Provide nothing beyond the count of lines that include the string "true".

BEGIN The records

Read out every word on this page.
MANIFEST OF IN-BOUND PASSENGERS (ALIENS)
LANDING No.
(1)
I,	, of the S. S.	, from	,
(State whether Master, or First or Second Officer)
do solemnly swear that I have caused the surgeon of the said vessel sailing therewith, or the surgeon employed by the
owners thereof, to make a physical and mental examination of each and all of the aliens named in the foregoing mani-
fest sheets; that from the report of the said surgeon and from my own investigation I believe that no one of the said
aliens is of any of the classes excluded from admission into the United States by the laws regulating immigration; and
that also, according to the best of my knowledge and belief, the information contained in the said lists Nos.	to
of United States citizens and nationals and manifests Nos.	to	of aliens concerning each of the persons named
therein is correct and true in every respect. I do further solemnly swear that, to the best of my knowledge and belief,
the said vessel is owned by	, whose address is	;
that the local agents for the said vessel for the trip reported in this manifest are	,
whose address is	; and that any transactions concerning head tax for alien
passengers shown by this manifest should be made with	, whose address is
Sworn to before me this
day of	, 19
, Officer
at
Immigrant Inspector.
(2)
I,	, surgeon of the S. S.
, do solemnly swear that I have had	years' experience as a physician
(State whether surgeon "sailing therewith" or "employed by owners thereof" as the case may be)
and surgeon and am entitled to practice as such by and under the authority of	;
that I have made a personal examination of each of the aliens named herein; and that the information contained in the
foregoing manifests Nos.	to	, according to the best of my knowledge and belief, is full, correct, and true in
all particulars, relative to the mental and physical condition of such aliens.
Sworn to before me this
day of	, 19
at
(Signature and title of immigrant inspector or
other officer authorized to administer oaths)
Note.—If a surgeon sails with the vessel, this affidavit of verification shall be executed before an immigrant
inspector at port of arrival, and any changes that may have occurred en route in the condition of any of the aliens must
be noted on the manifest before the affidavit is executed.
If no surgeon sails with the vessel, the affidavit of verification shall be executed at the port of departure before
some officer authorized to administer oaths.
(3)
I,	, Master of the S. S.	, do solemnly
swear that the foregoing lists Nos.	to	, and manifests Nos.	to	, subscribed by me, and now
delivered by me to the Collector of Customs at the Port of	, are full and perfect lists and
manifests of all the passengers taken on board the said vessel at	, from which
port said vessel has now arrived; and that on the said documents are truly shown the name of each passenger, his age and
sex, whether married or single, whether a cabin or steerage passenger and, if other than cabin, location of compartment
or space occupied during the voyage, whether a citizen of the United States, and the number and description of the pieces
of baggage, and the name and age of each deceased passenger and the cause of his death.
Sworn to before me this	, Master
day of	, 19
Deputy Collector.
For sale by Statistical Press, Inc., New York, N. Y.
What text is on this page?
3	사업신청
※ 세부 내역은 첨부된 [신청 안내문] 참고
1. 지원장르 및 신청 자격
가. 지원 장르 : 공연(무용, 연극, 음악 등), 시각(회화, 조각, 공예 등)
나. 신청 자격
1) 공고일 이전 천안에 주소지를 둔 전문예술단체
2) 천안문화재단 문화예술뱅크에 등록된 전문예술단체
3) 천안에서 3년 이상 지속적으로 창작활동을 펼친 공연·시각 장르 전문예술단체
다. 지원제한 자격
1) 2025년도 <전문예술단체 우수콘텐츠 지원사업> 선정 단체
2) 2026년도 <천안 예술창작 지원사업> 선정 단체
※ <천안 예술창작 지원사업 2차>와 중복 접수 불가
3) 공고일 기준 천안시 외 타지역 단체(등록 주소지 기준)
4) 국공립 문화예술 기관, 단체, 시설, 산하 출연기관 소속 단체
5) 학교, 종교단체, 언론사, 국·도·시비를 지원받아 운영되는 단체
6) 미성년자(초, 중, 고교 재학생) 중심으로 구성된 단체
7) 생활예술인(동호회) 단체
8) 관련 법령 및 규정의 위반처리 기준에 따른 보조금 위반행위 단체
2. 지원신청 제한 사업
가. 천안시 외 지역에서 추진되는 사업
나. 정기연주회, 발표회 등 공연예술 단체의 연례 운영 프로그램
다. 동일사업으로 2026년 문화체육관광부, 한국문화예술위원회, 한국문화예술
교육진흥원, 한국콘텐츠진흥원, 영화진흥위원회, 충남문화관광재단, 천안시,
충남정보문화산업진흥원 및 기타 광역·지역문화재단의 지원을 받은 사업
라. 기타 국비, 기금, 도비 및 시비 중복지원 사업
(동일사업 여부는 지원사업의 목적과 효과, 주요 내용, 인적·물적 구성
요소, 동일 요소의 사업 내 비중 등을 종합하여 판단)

END The records

- [Reply]
2